Without the pictures, give the entries below again exactly as written.
====
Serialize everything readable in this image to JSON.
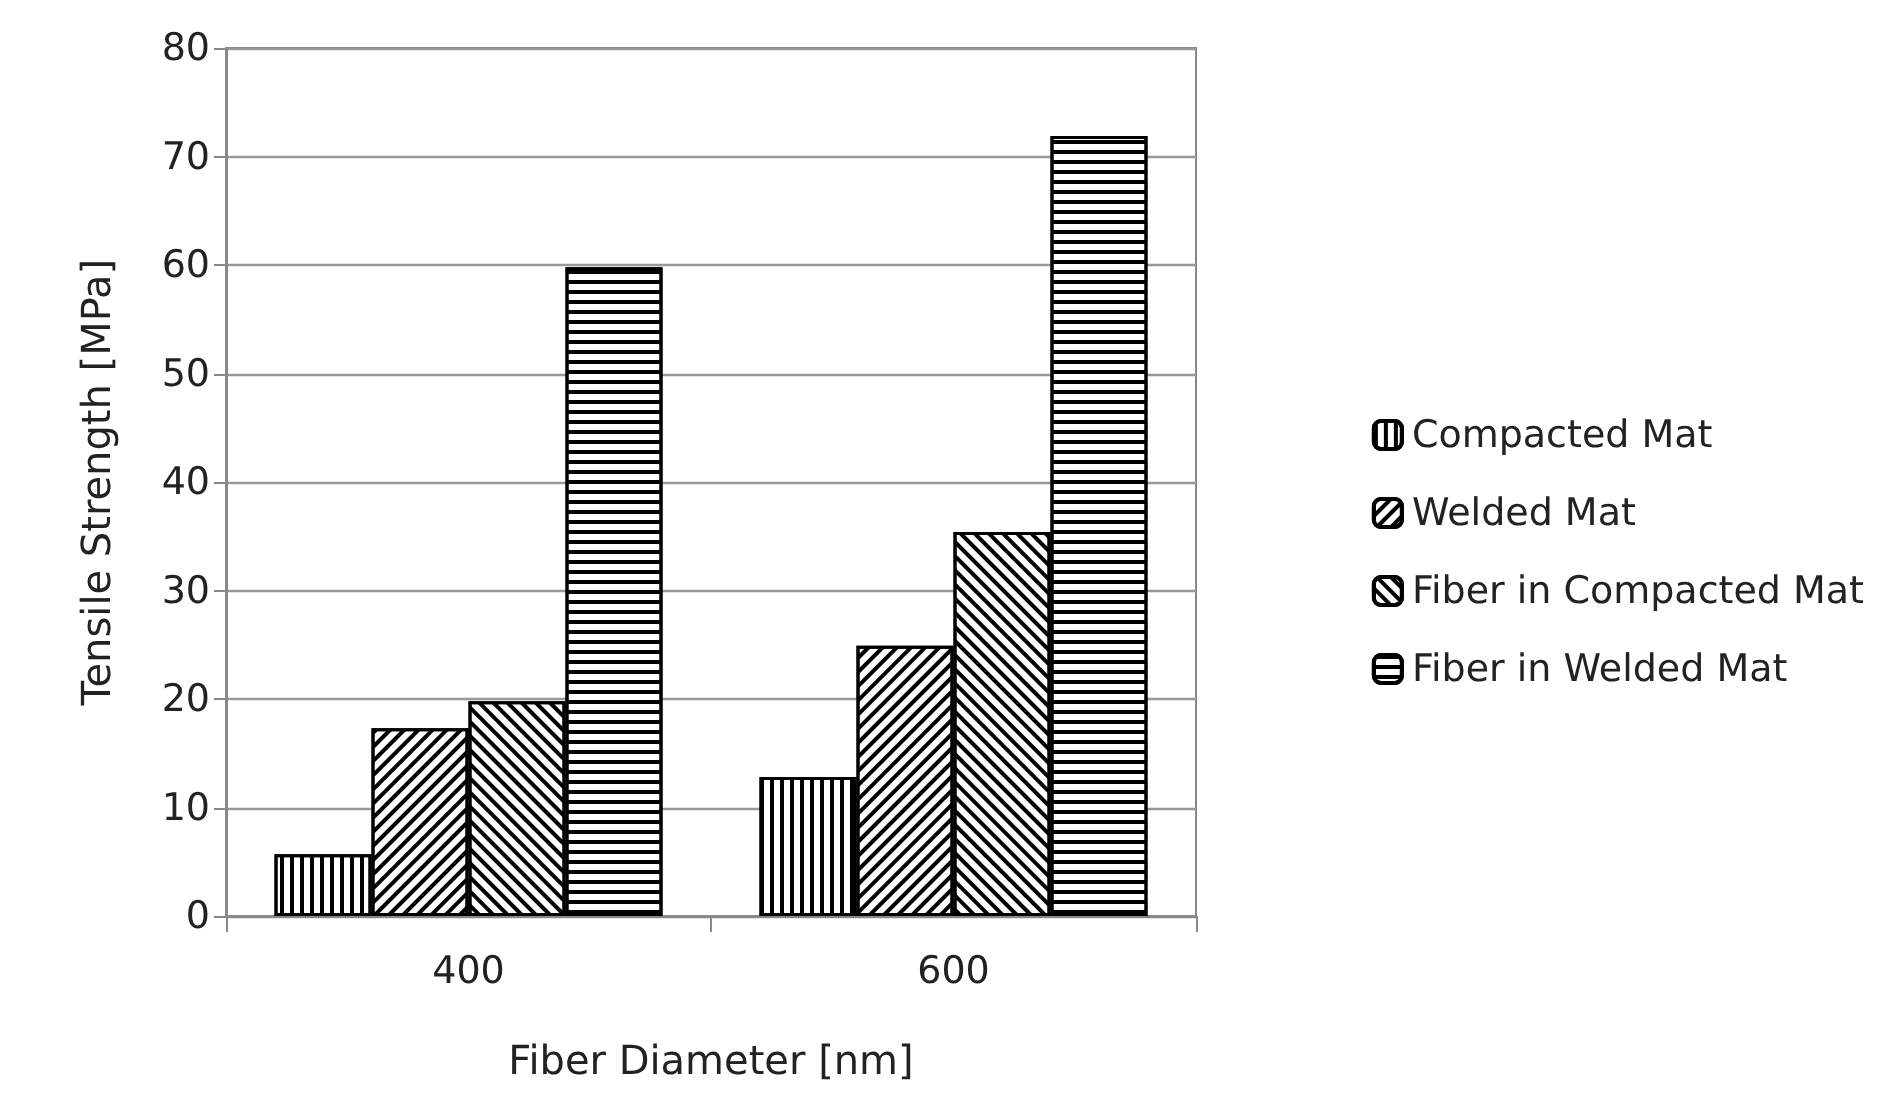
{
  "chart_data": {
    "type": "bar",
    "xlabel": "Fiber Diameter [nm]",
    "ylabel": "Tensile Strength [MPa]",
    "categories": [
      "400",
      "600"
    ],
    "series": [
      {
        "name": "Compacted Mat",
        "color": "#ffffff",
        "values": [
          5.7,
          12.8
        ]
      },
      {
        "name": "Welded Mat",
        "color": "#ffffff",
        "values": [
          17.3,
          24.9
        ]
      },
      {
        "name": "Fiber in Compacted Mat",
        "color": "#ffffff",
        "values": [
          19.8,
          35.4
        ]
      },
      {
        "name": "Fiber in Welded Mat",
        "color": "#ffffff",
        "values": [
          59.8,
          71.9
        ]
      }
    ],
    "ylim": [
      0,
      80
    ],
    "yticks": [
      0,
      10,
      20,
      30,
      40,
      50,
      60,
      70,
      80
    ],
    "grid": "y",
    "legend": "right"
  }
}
====
[EXERCISE ANSWER]
Serialize everything readable in this image to JSON.
{
  "chart_data": {
    "type": "bar",
    "xlabel": "Fiber Diameter [nm]",
    "ylabel": "Tensile Strength [MPa]",
    "categories": [
      "400",
      "600"
    ],
    "series": [
      {
        "name": "Compacted Mat",
        "color": "#ffffff",
        "values": [
          5.7,
          12.8
        ]
      },
      {
        "name": "Welded Mat",
        "color": "#ffffff",
        "values": [
          17.3,
          24.9
        ]
      },
      {
        "name": "Fiber in Compacted Mat",
        "color": "#ffffff",
        "values": [
          19.8,
          35.4
        ]
      },
      {
        "name": "Fiber in Welded Mat",
        "color": "#ffffff",
        "values": [
          59.8,
          71.9
        ]
      }
    ],
    "ylim": [
      0,
      80
    ],
    "yticks": [
      0,
      10,
      20,
      30,
      40,
      50,
      60,
      70,
      80
    ],
    "grid": "y",
    "legend": "right"
  }
}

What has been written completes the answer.